_PASSAGE FOURNI_:
+ + +

Emily Mv Veagh. Une femme active et énergique qui réussissait pratiquement tout ce qu’elle décidait d’entreprendre. Une femme qui, dans sa jeunesse, a connu les bals et les salons de thé. Une femme qui a perdu brusquement son grand amour et dont les blessures n’étaient peut-être pas apparentes mais pourtant bien présentes. Une femme se trouvant à jamais prisonnière d’un passé qu’elle aurait voulu oublier mais que le handicap de son mari n’avait de cesse de lui rappeler. Cette dame brillante aurait probablement pu vivre autre chose qu’une vie de garde-malade affublée de deux mioches ingrats, dans la cambrousse.

Et c’est cette autre vie, parmi d’autres, qu’a imaginée Doris Lessing pour ses parents. Loin des fantômes de la guerre. Qu’aurait été leur vie si "la der des der" ne les avait pas arrêtés dans l’élan de la jeunesse ? Se seraient-ils mariés tout de même, eux qui étaient si différents l’un de l’autre ? Auraient-ils eu des enfants ? Auraient-ils émigré en Afrique ?

+ + +

_DONNÉES FOURNIES_:
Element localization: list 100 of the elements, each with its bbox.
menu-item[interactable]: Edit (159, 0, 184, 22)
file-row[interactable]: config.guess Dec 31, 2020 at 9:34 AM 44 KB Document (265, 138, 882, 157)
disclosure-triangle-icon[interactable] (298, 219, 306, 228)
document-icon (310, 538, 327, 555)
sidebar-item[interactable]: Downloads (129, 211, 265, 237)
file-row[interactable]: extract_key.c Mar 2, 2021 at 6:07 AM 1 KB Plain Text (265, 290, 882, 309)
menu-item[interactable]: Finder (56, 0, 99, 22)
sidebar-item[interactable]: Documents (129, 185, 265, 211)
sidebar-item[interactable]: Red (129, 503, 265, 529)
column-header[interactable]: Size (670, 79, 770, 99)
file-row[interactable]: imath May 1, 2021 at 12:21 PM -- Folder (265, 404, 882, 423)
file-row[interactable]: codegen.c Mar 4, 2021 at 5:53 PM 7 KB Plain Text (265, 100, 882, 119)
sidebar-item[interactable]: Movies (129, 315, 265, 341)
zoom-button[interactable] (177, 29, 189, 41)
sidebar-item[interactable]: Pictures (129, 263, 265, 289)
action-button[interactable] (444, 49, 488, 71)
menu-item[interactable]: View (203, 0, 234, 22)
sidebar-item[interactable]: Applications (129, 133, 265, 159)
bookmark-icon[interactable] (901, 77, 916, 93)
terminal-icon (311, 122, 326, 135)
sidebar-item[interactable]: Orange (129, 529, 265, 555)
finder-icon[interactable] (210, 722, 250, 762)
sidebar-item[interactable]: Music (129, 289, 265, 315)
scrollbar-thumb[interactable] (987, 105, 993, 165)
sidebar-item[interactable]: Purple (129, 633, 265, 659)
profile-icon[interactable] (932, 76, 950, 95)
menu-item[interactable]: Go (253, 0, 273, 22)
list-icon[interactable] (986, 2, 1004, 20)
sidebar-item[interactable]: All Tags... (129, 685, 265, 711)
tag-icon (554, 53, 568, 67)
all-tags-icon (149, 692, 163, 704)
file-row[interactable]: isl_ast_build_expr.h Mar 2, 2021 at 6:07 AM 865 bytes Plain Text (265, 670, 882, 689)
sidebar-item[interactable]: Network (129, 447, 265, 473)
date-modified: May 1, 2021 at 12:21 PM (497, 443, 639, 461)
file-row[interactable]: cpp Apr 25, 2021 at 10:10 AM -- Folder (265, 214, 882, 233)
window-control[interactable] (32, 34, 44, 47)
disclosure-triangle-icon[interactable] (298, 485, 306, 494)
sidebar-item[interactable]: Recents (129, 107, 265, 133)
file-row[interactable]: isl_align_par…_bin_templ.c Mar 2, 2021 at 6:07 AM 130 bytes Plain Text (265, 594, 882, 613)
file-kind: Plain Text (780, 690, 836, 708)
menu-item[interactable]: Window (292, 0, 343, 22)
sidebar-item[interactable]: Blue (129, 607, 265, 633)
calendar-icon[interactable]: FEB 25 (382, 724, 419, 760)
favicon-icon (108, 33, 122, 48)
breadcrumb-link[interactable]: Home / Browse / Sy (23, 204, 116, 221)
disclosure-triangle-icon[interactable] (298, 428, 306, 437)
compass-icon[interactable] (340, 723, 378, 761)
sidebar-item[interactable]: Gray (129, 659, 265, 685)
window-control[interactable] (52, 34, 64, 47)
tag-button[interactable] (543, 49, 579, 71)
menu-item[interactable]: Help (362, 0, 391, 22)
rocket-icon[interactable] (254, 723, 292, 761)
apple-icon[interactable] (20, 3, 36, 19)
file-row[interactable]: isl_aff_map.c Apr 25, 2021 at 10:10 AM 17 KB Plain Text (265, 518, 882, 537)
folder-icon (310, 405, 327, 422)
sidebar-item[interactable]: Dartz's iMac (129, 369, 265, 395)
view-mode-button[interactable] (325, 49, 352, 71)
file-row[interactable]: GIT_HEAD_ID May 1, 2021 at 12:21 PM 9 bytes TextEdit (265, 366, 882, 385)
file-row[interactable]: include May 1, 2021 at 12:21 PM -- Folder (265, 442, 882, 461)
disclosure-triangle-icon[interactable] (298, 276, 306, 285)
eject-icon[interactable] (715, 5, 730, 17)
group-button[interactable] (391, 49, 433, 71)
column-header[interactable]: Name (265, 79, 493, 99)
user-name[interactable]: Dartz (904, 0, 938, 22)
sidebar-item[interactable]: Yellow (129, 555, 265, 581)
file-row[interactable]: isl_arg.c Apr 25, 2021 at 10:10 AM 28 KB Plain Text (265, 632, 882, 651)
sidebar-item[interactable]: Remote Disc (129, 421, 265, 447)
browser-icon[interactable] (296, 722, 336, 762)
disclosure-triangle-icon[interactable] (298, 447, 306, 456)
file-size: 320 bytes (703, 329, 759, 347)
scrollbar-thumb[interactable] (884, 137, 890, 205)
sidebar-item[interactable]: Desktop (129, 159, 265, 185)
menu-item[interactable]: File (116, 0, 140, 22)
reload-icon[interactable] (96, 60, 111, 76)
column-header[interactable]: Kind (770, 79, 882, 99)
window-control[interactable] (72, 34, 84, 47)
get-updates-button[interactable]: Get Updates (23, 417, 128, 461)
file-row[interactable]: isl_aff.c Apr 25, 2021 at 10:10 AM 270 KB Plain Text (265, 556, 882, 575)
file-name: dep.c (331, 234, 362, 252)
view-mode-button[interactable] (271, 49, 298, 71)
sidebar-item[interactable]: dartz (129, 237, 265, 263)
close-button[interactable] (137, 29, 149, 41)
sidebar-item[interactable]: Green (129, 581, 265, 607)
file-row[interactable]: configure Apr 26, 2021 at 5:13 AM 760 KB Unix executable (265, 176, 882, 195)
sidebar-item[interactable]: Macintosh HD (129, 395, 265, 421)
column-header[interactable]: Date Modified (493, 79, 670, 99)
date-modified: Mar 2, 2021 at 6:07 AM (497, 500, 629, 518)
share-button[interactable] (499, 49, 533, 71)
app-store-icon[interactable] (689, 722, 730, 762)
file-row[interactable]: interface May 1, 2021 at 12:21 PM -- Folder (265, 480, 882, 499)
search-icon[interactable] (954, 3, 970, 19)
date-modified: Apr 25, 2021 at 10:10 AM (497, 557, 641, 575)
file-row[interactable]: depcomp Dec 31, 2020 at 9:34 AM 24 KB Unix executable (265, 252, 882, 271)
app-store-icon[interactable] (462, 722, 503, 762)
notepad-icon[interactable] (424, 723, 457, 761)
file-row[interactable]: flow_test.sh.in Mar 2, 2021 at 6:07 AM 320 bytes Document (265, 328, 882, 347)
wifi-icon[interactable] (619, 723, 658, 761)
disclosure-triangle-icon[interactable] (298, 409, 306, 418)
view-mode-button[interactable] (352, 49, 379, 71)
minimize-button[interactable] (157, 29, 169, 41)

+ + +

_TÂCHE DEMANDÉE_: Reformulez plus brièvement, s'il vous plaît, le paragraphe du passage qui commence par « Et c’est cette autre vie », en conservant ses faits essentiels. Appuyez-vous uniquement sur le passage pour répondre.

_RÉPONSE_: Doris Lessing a imaginé pour ses parents une autre vie, parmi d’autres, loin des fantômes de la guerre. Qu’aurait été leur existence si « la der des der » n’avait pas brisé l’élan de leur jeunesse ? Se seraient-ils mariés malgré leurs différences, auraient-ils eu des enfants et émigré en Afrique ?